▽

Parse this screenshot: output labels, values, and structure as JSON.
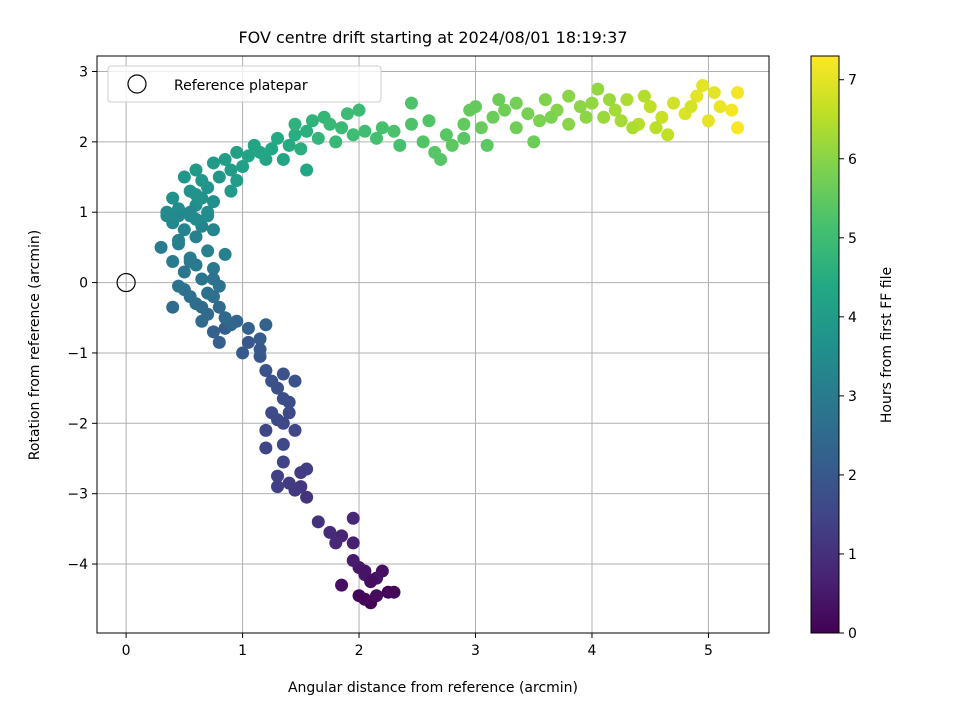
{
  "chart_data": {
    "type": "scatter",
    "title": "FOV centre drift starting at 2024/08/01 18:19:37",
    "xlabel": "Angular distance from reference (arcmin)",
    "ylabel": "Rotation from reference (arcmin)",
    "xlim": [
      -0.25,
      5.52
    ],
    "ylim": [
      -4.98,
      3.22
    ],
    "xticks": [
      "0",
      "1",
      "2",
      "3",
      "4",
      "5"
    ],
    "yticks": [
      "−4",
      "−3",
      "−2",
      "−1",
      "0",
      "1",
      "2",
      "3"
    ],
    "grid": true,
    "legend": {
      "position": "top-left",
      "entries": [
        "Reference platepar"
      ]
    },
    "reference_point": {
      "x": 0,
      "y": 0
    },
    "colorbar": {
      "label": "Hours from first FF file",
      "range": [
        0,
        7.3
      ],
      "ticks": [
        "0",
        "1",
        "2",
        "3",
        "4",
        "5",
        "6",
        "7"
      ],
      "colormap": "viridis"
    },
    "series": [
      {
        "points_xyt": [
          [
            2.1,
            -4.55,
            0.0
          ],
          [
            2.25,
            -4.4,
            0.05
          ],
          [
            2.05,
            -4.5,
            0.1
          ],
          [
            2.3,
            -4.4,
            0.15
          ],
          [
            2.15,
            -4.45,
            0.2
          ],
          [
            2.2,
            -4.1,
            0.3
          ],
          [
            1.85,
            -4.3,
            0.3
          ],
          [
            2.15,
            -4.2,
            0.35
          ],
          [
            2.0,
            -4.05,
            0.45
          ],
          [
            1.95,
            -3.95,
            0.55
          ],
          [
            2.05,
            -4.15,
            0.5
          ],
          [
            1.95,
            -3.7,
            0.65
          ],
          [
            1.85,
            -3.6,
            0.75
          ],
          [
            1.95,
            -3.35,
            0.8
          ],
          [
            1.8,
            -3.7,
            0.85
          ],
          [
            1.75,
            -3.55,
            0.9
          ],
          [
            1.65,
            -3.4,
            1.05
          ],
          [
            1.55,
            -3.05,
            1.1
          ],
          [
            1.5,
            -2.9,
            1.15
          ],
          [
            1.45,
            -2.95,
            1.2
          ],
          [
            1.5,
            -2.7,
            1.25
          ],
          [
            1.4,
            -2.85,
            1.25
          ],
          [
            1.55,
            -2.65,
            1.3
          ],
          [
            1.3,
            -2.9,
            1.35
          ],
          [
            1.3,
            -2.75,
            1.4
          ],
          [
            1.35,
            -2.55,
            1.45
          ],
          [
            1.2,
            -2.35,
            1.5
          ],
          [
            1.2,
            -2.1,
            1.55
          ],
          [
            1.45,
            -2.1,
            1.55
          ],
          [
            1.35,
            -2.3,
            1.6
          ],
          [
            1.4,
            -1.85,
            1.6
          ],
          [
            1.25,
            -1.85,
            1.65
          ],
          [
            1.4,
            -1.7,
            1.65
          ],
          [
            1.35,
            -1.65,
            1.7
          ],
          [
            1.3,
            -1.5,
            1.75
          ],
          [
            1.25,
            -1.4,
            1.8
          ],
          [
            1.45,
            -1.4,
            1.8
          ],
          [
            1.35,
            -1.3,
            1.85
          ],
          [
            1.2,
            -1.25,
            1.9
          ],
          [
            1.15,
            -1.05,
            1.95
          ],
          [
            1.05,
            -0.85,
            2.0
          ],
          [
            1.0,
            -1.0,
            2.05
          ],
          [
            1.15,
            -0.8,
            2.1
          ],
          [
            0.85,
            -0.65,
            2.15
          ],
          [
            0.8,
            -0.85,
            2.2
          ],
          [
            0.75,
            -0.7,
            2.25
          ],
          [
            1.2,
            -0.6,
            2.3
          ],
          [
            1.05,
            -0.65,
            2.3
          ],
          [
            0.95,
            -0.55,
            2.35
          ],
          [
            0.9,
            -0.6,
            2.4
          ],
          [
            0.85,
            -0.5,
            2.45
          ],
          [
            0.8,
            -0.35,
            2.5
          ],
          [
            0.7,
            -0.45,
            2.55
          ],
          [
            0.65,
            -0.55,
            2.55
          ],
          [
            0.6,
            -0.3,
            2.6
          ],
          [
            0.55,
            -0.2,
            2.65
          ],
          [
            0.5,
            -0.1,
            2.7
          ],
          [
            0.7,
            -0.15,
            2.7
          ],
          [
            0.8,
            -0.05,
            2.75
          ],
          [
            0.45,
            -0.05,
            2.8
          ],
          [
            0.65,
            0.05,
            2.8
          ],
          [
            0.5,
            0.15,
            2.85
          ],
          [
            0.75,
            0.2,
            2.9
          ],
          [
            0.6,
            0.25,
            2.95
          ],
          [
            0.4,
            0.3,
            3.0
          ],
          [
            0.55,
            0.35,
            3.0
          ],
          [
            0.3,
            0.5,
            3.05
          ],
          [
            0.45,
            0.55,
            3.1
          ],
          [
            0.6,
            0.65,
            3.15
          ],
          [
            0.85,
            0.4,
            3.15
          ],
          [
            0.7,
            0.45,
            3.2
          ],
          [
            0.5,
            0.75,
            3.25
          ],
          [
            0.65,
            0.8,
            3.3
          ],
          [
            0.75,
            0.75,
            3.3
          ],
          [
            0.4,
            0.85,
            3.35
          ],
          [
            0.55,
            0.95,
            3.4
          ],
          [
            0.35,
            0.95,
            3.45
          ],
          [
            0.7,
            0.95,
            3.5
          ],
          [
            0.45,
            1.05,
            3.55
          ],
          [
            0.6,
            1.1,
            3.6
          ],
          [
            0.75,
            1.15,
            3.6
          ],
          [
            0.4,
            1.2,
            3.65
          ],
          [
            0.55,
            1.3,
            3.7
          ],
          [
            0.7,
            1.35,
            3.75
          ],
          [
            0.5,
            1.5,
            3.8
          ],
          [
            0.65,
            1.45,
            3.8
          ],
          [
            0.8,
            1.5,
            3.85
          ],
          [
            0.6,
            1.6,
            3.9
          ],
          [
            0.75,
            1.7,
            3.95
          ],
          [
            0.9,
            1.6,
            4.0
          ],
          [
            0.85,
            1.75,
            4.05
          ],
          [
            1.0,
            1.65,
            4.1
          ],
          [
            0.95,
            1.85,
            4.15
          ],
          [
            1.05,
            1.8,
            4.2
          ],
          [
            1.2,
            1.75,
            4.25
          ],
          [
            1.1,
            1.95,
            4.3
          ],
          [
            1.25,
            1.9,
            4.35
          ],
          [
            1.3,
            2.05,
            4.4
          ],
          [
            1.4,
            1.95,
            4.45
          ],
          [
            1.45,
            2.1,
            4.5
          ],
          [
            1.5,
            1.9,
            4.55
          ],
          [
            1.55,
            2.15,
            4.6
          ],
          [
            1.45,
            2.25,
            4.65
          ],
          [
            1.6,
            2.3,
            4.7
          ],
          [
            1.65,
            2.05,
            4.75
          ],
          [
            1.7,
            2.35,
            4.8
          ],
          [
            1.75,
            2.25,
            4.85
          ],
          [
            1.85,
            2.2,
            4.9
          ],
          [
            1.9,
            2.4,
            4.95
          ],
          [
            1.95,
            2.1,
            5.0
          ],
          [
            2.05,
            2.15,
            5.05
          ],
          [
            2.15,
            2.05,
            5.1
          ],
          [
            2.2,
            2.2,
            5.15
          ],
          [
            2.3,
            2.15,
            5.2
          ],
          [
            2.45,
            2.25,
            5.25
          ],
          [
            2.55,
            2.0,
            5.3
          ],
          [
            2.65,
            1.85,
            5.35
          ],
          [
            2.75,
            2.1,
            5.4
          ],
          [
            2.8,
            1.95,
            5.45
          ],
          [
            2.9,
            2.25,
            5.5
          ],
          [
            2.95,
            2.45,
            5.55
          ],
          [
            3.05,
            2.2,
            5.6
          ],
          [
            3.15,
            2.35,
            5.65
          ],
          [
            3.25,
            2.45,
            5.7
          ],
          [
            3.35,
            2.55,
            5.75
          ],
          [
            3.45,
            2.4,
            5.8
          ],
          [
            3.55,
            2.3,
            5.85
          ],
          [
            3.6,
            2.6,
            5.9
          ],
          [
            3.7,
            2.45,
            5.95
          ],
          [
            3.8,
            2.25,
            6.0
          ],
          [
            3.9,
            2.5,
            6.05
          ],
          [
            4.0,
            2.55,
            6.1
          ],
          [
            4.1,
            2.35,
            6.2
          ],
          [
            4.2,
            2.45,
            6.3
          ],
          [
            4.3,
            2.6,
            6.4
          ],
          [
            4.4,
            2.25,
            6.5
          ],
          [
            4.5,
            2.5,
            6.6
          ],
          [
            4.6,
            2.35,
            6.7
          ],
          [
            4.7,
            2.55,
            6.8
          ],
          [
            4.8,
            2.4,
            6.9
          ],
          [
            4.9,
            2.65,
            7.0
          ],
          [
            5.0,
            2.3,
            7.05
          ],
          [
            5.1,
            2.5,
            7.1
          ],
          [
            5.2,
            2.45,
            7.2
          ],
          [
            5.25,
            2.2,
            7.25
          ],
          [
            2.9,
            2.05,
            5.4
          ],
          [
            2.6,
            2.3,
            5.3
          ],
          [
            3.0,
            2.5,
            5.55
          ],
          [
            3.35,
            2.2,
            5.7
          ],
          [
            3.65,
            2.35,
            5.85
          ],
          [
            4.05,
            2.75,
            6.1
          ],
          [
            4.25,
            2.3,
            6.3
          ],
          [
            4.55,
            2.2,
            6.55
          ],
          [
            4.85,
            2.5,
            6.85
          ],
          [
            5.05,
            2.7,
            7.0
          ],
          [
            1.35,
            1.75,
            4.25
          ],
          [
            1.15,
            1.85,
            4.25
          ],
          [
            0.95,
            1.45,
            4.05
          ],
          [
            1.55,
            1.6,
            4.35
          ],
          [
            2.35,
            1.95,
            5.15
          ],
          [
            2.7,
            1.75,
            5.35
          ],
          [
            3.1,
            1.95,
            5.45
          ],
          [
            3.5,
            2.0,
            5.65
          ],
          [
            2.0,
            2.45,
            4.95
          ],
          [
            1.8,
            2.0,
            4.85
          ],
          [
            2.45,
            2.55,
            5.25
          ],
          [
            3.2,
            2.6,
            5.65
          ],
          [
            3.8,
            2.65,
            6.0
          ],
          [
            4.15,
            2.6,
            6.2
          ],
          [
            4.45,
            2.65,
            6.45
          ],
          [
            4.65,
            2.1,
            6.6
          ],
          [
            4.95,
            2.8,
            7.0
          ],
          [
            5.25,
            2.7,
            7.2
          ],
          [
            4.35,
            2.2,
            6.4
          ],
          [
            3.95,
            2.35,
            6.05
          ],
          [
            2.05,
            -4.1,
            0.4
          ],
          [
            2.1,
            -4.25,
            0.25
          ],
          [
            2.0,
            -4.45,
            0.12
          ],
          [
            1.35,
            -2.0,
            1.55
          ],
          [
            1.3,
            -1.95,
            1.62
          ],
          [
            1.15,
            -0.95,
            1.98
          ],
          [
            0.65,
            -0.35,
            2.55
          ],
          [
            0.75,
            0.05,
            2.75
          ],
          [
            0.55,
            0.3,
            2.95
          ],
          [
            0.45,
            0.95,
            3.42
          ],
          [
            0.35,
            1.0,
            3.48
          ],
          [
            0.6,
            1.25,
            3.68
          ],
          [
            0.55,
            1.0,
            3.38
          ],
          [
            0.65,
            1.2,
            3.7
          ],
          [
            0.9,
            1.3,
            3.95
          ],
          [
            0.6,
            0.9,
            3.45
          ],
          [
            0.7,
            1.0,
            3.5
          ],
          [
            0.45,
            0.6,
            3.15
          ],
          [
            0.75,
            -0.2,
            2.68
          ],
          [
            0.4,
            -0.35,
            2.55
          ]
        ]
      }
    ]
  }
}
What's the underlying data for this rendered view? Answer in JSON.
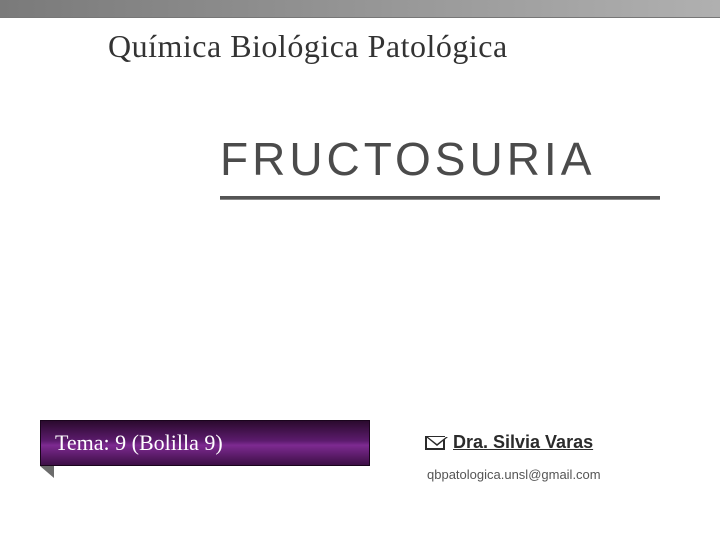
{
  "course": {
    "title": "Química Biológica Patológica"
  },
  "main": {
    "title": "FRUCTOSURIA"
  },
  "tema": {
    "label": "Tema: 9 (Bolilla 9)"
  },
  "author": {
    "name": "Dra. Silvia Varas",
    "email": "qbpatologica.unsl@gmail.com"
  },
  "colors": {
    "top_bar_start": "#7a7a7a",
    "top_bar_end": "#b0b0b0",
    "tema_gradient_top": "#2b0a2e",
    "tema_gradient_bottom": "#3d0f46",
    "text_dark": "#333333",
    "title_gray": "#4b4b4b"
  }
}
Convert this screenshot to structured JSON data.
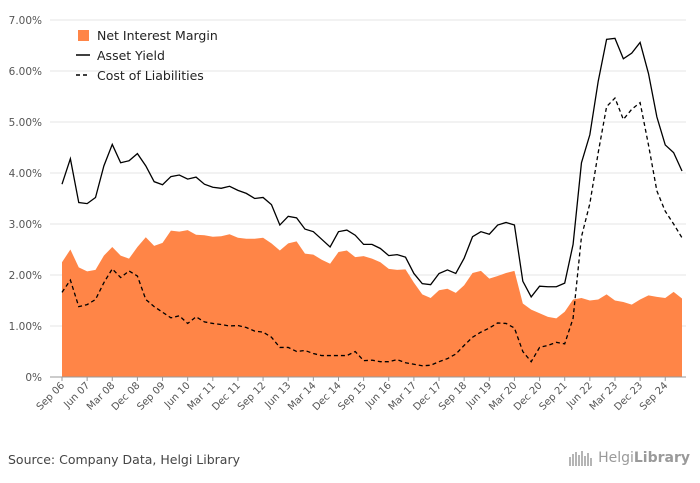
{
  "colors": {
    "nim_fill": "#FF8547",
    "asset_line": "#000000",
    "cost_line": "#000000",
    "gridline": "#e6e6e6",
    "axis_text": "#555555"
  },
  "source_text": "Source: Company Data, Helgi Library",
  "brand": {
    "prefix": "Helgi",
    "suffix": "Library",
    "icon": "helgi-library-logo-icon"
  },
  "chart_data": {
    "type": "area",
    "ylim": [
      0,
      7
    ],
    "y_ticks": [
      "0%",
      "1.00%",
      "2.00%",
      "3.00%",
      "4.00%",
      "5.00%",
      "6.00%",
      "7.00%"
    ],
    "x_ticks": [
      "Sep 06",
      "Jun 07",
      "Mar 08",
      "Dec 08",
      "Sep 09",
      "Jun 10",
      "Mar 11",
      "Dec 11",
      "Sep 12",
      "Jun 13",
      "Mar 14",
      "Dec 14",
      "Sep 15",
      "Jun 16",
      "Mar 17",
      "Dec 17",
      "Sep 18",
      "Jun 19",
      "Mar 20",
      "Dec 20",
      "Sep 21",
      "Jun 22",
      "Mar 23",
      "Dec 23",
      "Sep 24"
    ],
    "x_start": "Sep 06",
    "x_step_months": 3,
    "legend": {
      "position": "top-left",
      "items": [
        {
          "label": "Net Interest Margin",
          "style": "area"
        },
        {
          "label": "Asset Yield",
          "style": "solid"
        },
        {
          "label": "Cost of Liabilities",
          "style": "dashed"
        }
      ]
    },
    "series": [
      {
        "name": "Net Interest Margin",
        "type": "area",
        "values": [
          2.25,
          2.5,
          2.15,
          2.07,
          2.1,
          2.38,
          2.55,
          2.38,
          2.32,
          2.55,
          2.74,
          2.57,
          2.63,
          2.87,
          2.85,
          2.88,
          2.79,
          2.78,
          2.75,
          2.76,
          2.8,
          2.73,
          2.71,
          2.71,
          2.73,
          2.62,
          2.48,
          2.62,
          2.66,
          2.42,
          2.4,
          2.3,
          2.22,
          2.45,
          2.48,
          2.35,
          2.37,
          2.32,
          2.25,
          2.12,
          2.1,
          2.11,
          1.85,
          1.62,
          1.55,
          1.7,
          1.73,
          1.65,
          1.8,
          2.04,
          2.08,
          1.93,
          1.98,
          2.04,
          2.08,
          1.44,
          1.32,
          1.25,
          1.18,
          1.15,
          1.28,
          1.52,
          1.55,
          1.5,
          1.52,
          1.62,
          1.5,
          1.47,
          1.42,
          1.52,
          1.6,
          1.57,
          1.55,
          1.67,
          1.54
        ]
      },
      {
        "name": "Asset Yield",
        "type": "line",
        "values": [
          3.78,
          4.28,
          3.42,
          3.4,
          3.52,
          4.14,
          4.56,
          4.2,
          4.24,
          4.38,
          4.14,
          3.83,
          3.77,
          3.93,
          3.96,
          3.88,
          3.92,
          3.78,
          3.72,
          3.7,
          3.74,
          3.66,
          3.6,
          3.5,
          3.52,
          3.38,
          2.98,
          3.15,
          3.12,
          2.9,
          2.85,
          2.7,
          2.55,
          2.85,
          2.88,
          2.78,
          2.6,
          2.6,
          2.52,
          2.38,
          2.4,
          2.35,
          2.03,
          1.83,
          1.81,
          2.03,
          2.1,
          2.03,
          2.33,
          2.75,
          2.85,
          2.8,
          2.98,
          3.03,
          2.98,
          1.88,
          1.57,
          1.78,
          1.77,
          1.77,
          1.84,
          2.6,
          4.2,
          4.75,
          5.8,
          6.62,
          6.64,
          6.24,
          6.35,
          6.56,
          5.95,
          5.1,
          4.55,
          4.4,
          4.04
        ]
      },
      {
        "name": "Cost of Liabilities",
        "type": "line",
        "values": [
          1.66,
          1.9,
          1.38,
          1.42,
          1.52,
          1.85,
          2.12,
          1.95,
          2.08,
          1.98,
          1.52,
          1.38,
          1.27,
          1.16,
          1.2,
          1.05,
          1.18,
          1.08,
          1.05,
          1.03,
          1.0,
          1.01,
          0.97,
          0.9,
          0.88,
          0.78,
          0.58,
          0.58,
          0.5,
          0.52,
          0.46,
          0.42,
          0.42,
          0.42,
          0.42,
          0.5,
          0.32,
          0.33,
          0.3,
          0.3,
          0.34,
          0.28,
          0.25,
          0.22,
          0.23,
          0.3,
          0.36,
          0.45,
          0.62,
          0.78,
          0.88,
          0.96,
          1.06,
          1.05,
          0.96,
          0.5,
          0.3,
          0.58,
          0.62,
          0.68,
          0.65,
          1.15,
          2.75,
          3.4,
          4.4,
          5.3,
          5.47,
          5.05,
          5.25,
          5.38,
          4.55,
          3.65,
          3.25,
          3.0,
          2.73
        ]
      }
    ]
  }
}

△

» **Instruction**: Extract all lines that hold the word "JSON".

» **Complete answer**:
Parse this screenshot: output labels, values, and structure as JSON.
What's the underlying data for this rendered view? Answer in JSON.
Convert this screenshot to structured JSON data.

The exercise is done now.